## EXCERPT PROVIDED
****************
Lol @mikerj, spot on, heard his voice in my head when I read that

Attached is the latest schem and file, it takes forever to sim so Ill probably try to determine the POT size, limits, ect in a more simple cct to sim. From the times I ran it up to ~2s or so before halting it seems that the current is decently managed but still has some fluctuating that I'm not sure how I feel about.
Anyone have any pointers on how to create Voltage references without burning much wattage? I switched back to a capacitive dropper to power the Voltage reference cct but it takes quite some time on startup to charge up and direct OPAmps. Maybe I can put some sort of switch cct that switches the V reference cct to a capacitive dropper after initial charge? Then the V reference cct would be ready to go fast, and then switched to the more limiting type of power input after initial charge?
Also, I'll take pointers on how to create a more steady current too?
****************
## RAW RECORDS
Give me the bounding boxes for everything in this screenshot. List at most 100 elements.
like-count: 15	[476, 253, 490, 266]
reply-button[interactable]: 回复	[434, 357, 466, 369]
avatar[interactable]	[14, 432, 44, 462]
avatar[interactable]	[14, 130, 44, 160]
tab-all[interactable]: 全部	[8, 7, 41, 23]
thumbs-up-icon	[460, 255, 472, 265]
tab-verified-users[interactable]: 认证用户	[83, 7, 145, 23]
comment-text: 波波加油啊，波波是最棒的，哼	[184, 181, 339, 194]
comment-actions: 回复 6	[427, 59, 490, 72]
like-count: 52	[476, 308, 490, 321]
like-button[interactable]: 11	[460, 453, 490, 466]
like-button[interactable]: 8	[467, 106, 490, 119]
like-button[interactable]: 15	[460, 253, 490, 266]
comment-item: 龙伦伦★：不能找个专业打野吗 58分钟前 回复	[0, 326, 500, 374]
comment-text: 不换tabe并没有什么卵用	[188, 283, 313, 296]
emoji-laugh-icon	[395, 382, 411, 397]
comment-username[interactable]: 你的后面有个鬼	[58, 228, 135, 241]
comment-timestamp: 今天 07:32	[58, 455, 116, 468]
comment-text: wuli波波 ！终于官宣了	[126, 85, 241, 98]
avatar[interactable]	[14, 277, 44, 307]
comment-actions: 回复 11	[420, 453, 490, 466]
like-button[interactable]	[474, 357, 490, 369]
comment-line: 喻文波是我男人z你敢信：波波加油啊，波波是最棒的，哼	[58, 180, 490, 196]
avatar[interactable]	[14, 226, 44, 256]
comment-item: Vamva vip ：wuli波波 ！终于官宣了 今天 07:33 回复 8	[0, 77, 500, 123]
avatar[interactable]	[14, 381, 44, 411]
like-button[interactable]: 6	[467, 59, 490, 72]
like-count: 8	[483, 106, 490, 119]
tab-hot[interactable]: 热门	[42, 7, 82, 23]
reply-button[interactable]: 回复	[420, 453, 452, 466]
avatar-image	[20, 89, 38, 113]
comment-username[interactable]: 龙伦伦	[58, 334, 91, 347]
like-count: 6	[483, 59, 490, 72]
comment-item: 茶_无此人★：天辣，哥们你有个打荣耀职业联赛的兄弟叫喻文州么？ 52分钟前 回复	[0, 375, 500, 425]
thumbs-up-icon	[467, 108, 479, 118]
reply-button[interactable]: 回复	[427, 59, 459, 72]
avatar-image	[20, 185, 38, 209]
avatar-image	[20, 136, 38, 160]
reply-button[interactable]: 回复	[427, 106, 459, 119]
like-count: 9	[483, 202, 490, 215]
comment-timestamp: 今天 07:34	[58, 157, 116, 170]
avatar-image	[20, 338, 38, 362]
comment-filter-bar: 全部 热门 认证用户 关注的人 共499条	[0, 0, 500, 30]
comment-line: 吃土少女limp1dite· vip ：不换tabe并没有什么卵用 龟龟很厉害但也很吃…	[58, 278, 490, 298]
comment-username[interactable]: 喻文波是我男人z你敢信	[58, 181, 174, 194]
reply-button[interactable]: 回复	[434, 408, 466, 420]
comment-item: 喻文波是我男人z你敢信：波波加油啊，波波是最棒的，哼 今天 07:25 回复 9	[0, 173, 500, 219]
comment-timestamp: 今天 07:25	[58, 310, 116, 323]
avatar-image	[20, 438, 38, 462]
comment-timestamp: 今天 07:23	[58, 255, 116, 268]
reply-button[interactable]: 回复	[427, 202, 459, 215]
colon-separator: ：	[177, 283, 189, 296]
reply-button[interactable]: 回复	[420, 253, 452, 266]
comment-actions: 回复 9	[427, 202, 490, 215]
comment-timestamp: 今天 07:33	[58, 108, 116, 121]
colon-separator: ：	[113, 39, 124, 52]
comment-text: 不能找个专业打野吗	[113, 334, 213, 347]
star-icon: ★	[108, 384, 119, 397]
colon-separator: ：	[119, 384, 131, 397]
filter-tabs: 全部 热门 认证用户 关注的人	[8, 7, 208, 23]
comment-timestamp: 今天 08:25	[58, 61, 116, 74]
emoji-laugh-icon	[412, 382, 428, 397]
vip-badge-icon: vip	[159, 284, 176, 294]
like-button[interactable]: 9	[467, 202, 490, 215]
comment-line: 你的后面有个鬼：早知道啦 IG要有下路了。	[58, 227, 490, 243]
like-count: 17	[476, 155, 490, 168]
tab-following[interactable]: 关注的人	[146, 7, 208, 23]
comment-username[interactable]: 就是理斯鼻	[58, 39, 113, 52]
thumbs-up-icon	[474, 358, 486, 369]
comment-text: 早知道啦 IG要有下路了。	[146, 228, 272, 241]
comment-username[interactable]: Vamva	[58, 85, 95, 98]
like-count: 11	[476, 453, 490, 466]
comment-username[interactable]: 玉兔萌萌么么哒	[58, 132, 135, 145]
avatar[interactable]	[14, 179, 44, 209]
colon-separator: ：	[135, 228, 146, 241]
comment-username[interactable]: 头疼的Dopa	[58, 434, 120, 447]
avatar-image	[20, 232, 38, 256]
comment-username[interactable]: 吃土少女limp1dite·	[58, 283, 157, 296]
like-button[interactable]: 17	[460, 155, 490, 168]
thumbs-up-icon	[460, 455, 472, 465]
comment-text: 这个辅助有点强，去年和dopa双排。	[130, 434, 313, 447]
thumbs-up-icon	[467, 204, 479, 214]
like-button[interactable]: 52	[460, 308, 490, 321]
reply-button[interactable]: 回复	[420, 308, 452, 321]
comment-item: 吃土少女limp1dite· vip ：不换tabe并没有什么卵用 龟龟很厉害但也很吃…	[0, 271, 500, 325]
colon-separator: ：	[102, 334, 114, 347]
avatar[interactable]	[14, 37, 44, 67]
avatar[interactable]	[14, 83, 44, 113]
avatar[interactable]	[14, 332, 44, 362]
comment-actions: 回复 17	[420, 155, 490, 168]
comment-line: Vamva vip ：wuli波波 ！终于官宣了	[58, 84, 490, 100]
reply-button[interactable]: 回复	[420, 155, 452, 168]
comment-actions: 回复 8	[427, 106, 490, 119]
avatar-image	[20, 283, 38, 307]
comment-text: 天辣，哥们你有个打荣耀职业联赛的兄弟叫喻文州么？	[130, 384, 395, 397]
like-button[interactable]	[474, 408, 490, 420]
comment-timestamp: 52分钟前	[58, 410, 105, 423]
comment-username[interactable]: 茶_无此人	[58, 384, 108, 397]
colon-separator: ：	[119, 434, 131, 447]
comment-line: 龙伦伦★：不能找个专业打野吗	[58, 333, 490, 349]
****************
## THE TASKS
(a) In the circuit-simulation post, what did the writer switch back to for powering the voltage reference circuit?
(b) Write the next part of the circuit-simulation post, picking up after its final sentence.
The entries were taken from a source unrelated to the circuit-simulation post.

## OUTPUTS BY TASK
(a) A capacitive dropper.

(b)
And then I'm also thinking maybe Ill add some sort of OP-Amp config in such a way that I can utilize a bigger POT, because so far the sims call for only about a difference of 0.7V or so between 100% duty cycle and 0% duty cycle. Is that possible? Using an OP Amp and a few R's to create a ~0.7V swing from beginning rotation to end rotation of a POT when it's hooked up? Is there a way to increase the V range used to determine the duty cycle? I've tried several things mostly consisting of changing R values (independently and grouped ect), and changing V's being compared (higher lower ect) but still find that the entire duty cycle range is controlled by a delta of ~<1V.
Since I've switched the V ref cct to a more series type of layout along with the cap dropper style of power input, the cct takes more than 4s to charge up (didn't wait longer). Idk if my Time Delay OP-Amp is configured correctly either. I was trying to compare the 2 voltages and then when one of the Vs was greater than the other, multiply their difference by 10× and output the gained Voltage. The delta V should only be 0.7V (8.2V zener & 7.5V zener) so I figured 10× would be 7V and the reasoning behind the V mgmt is I'm assuming it will consume less power to output 7V instead of going power rail high like in an open loop config? Maybe it's consuming the same power either way, just burning V on R's compared to an open loop config where all power is put to output rather than burning V at R's?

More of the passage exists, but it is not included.